**** DATASET EXTRACT

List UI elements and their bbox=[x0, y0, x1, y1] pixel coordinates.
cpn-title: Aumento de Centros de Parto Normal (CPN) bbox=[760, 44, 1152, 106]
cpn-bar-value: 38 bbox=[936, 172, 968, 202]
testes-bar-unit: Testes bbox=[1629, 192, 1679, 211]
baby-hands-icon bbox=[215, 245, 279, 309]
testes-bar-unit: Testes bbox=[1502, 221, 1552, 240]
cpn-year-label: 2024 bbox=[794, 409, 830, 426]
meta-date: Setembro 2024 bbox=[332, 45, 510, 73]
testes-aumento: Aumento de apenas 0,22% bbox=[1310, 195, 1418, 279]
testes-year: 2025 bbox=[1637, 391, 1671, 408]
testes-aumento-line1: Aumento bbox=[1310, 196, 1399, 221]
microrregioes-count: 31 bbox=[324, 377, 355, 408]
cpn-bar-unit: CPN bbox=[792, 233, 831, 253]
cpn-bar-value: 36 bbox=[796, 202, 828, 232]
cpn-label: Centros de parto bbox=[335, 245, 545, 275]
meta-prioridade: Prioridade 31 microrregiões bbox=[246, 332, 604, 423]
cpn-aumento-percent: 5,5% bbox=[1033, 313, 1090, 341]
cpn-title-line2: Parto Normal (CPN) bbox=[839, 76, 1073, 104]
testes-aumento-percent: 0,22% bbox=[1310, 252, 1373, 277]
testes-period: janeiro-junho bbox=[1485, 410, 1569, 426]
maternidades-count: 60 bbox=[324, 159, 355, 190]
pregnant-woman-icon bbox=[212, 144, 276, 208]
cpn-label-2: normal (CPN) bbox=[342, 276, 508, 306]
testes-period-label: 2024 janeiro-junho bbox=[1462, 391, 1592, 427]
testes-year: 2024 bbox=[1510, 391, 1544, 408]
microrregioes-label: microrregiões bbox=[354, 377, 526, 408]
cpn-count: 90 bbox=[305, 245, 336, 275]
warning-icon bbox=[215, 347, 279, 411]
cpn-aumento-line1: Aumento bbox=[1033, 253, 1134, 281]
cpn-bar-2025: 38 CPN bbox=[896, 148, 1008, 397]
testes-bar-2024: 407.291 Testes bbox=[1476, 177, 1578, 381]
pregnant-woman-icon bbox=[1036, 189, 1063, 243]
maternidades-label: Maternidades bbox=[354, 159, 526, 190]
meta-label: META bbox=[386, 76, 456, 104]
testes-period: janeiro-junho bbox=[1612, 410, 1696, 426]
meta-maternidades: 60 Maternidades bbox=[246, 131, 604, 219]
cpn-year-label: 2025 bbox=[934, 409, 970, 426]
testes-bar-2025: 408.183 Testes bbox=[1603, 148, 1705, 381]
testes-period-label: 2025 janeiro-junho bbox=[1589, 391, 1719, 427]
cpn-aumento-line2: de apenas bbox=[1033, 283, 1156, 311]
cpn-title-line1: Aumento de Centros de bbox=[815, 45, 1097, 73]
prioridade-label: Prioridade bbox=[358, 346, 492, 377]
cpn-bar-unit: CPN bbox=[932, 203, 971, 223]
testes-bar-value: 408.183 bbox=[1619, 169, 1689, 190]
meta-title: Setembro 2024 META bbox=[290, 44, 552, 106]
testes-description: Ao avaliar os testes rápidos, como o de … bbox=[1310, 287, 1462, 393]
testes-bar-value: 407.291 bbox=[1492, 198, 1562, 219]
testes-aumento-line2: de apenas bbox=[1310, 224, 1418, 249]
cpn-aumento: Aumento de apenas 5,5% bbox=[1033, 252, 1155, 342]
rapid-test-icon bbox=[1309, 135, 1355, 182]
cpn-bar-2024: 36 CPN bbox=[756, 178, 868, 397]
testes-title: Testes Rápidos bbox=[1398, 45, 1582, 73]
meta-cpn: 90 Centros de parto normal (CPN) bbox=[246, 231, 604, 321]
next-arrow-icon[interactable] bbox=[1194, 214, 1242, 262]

********

■ **WHAT THE TASK ASKS**
Starting at the first line of the rows and stopping after the line that contains "testes-period-label: 2024 janeiro-junho", rewrite those lines as a numbered list without any blank lines.

■ **COMPLETE OUTPUT**
1. List UI elements and their bbox=[x0, y0, x1, y1] pixel coordinates.
2. cpn-title: Aumento de Centros de Parto Normal (CPN) bbox=[760, 44, 1152, 106]
3. cpn-bar-value: 38 bbox=[936, 172, 968, 202]
4. testes-bar-unit: Testes bbox=[1629, 192, 1679, 211]
5. baby-hands-icon bbox=[215, 245, 279, 309]
6. testes-bar-unit: Testes bbox=[1502, 221, 1552, 240]
7. cpn-year-label: 2024 bbox=[794, 409, 830, 426]
8. meta-date: Setembro 2024 bbox=[332, 45, 510, 73]
9. testes-aumento: Aumento de apenas 0,22% bbox=[1310, 195, 1418, 279]
10. testes-year: 2025 bbox=[1637, 391, 1671, 408]
11. testes-aumento-line1: Aumento bbox=[1310, 196, 1399, 221]
12. microrregioes-count: 31 bbox=[324, 377, 355, 408]
13. cpn-bar-unit: CPN bbox=[792, 233, 831, 253]
14. cpn-bar-value: 36 bbox=[796, 202, 828, 232]
15. cpn-label: Centros de parto bbox=[335, 245, 545, 275]
16. meta-prioridade: Prioridade 31 microrregiões bbox=[246, 332, 604, 423]
17. cpn-aumento-percent: 5,5% bbox=[1033, 313, 1090, 341]
18. cpn-title-line2: Parto Normal (CPN) bbox=[839, 76, 1073, 104]
19. testes-aumento-percent: 0,22% bbox=[1310, 252, 1373, 277]
20. testes-period: janeiro-junho bbox=[1485, 410, 1569, 426]
21. maternidades-count: 60 bbox=[324, 159, 355, 190]
22. pregnant-woman-icon bbox=[212, 144, 276, 208]
23. cpn-label-2: normal (CPN) bbox=[342, 276, 508, 306]
24. testes-period-label: 2024 janeiro-junho bbox=[1462, 391, 1592, 427]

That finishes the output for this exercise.